Starting at the line that contains "Convert this chart", restate each line word for word through the final line of the data, keeping both ends.
Start of Data shown
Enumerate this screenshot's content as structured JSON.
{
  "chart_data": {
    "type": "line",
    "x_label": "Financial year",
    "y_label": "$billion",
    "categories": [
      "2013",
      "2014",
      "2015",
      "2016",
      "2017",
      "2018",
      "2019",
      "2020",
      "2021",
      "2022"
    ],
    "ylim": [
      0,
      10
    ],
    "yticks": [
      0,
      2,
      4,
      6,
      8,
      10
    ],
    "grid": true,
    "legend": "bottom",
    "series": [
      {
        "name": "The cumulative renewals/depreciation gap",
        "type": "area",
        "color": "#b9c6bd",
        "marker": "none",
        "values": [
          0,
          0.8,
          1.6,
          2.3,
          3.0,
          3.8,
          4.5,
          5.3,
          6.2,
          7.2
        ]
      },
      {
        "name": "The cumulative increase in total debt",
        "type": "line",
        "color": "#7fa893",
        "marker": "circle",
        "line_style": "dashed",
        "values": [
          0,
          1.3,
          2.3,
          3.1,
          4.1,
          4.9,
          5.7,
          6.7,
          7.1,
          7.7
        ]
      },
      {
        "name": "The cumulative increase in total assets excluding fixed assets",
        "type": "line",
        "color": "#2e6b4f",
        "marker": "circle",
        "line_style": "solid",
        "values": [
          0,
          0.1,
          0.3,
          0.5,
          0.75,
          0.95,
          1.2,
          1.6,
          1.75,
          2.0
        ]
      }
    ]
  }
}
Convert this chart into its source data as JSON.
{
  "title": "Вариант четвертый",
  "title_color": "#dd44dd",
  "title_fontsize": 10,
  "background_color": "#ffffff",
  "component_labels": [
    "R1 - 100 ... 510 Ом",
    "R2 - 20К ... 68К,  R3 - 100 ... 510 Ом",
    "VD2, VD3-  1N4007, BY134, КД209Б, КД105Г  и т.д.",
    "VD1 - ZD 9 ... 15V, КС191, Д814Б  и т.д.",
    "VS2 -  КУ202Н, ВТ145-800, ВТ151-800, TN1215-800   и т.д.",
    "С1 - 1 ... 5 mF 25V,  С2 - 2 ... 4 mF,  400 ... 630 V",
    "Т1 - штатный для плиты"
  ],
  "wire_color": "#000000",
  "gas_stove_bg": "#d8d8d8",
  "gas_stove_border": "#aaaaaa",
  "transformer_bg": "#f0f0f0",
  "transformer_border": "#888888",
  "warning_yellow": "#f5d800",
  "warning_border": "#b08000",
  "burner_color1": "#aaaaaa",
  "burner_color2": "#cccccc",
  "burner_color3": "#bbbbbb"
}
End of Data shown
_Solved problem_.
Convert this chart into its source data as JSON.
{
  "title": "Вариант четвертый",
  "title_color": "#dd44dd",
  "title_fontsize": 10,
  "background_color": "#ffffff",
  "component_labels": [
    "R1 - 100 ... 510 Ом",
    "R2 - 20К ... 68К,  R3 - 100 ... 510 Ом",
    "VD2, VD3-  1N4007, BY134, КД209Б, КД105Г  и т.д.",
    "VD1 - ZD 9 ... 15V, КС191, Д814Б  и т.д.",
    "VS2 -  КУ202Н, ВТ145-800, ВТ151-800, TN1215-800   и т.д.",
    "С1 - 1 ... 5 mF 25V,  С2 - 2 ... 4 mF,  400 ... 630 V",
    "Т1 - штатный для плиты"
  ],
  "wire_color": "#000000",
  "gas_stove_bg": "#d8d8d8",
  "gas_stove_border": "#aaaaaa",
  "transformer_bg": "#f0f0f0",
  "transformer_border": "#888888",
  "warning_yellow": "#f5d800",
  "warning_border": "#b08000",
  "burner_color1": "#aaaaaa",
  "burner_color2": "#cccccc",
  "burner_color3": "#bbbbbb"
}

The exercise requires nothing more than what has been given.